┌────────
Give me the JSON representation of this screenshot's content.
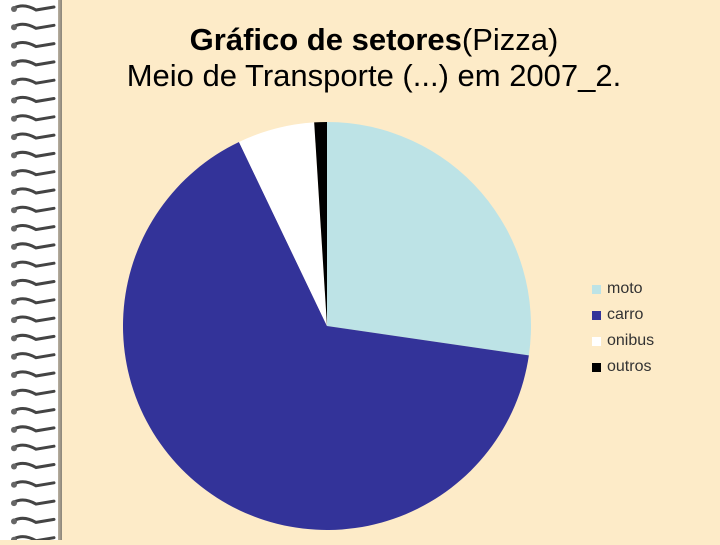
{
  "title": {
    "line1_bold": "Gráfico de setores",
    "line1_rest": "(Pizza)",
    "line2": "Meio de Transporte (...) em 2007_2."
  },
  "chart_data": {
    "type": "pie",
    "categories": [
      "moto",
      "carro",
      "onibus",
      "outros"
    ],
    "values": [
      27.3,
      65.6,
      6.1,
      1.0
    ],
    "colors": [
      "#bde3e6",
      "#333399",
      "#ffffff",
      "#000000"
    ],
    "start_angle_deg": 0,
    "direction": "clockwise",
    "legend_position": "right"
  }
}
└────────
Direction —
All of the lines above should be printed exactly, minus the pictures.

Answer to this problem —
Give me the JSON representation of this screenshot's content.
{
  "title": {
    "line1_bold": "Gráfico de setores",
    "line1_rest": "(Pizza)",
    "line2": "Meio de Transporte (...) em 2007_2."
  },
  "chart_data": {
    "type": "pie",
    "categories": [
      "moto",
      "carro",
      "onibus",
      "outros"
    ],
    "values": [
      27.3,
      65.6,
      6.1,
      1.0
    ],
    "colors": [
      "#bde3e6",
      "#333399",
      "#ffffff",
      "#000000"
    ],
    "start_angle_deg": 0,
    "direction": "clockwise",
    "legend_position": "right"
  }
}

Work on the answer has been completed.